RECORDS FOR THIS EXERCISE.
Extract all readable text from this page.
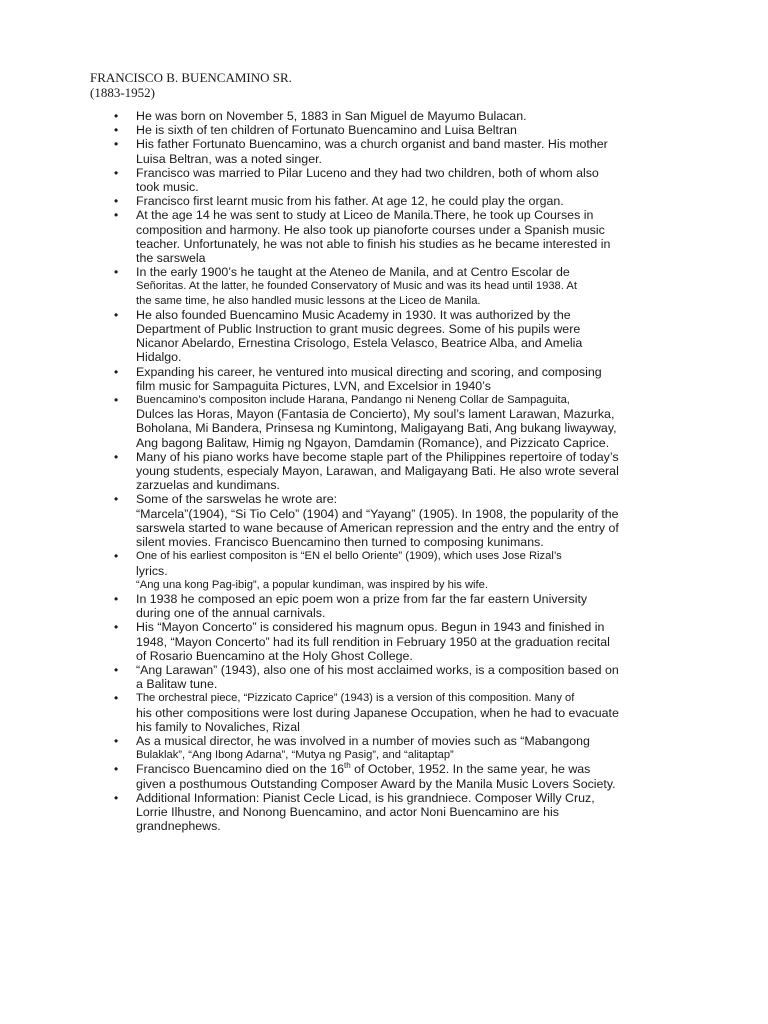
FRANCISCO B. BUENCAMINO SR.
(1883-1952)
• He was born on November 5, 1883 in San Miguel de Mayumo Bulacan.
• He is sixth of ten children of Fortunato Buencamino and Luisa Beltran
• His father Fortunato Buencamino, was a church organist and band master. His mother
Luisa Beltran, was a noted singer.
• Francisco was married to Pilar Luceno and they had two children, both of whom also
took music.
• Francisco first learnt music from his father. At age 12, he could play the organ.
• At the age 14 he was sent to study at Liceo de Manila.There, he took up Courses in
composition and harmony. He also took up pianoforte courses under a Spanish music
teacher. Unfortunately, he was not able to finish his studies as he became interested in
the sarswela
• In the early 1900’s he taught at the Ateneo de Manila, and at Centro Escolar de
Señoritas. At the latter, he founded Conservatory of Music and was its head until 1938. At
the same time, he also handled music lessons at the Liceo de Manila.
• He also founded Buencamino Music Academy in 1930. It was authorized by the
Department of Public Instruction to grant music degrees. Some of his pupils were
Nicanor Abelardo, Ernestina Crisologo, Estela Velasco, Beatrice Alba, and Amelia
Hidalgo.
• Expanding his career, he ventured into musical directing and scoring, and composing
film music for Sampaguita Pictures, LVN, and Excelsior in 1940’s
• Buencamino’s compositon include Harana, Pandango ni Neneng Collar de Sampaguita,
Dulces las Horas, Mayon (Fantasia de Concierto), My soul’s lament Larawan, Mazurka,
Boholana, Mi Bandera, Prinsesa ng Kumintong, Maligayang Bati, Ang bukang liwayway,
Ang bagong Balitaw, Himig ng Ngayon, Damdamin (Romance), and Pizzicato Caprice.
• Many of his piano works have become staple part of the Philippines repertoire of today’s
young students, especialy Mayon, Larawan, and Maligayang Bati. He also wrote several
zarzuelas and kundimans.
• Some of the sarswelas he wrote are:
“Marcela”(1904), “Si Tio Celo” (1904) and “Yayang” (1905). In 1908, the popularity of the
sarswela started to wane because of American repression and the entry and the entry of
silent movies. Francisco Buencamino then turned to composing kunimans.
• One of his earliest compositon is “EN el bello Oriente” (1909), which uses Jose Rizal’s
lyrics.
“Ang una kong Pag-ibig”, a popular kundiman, was inspired by his wife.
• In 1938 he composed an epic poem won a prize from far the far eastern University
during one of the annual carnivals.
• His “Mayon Concerto” is considered his magnum opus. Begun in 1943 and finished in
1948, “Mayon Concerto” had its full rendition in February 1950 at the graduation recital
of Rosario Buencamino at the Holy Ghost College.
• “Ang Larawan” (1943), also one of his most acclaimed works, is a composition based on
a Balitaw tune.
• The orchestral piece, “Pizzicato Caprice” (1943) is a version of this composition. Many of
his other compositions were lost during Japanese Occupation, when he had to evacuate
his family to Novaliches, Rizal
• As a musical director, he was involved in a number of movies such as “Mabangong
Bulaklak”, “Ang Ibong Adarna”, “Mutya ng Pasig”, and “alitaptap”
• Francisco Buencamino died on the 16th of October, 1952. In the same year, he was
given a posthumous Outstanding Composer Award by the Manila Music Lovers Society.
• Additional Information: Pianist Cecle Licad, is his grandniece. Composer Willy Cruz,
Lorrie Ilhustre, and Nonong Buencamino, and actor Noni Buencamino are his
grandnephews.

PROBLEM.
Pull out every line in the data above that has the word "father".

OUTPUT FOR THIS EXERCISE.
• His father Fortunato Buencamino, was a church organist and band master. His mother
• Francisco first learnt music from his father. At age 12, he could play the organ.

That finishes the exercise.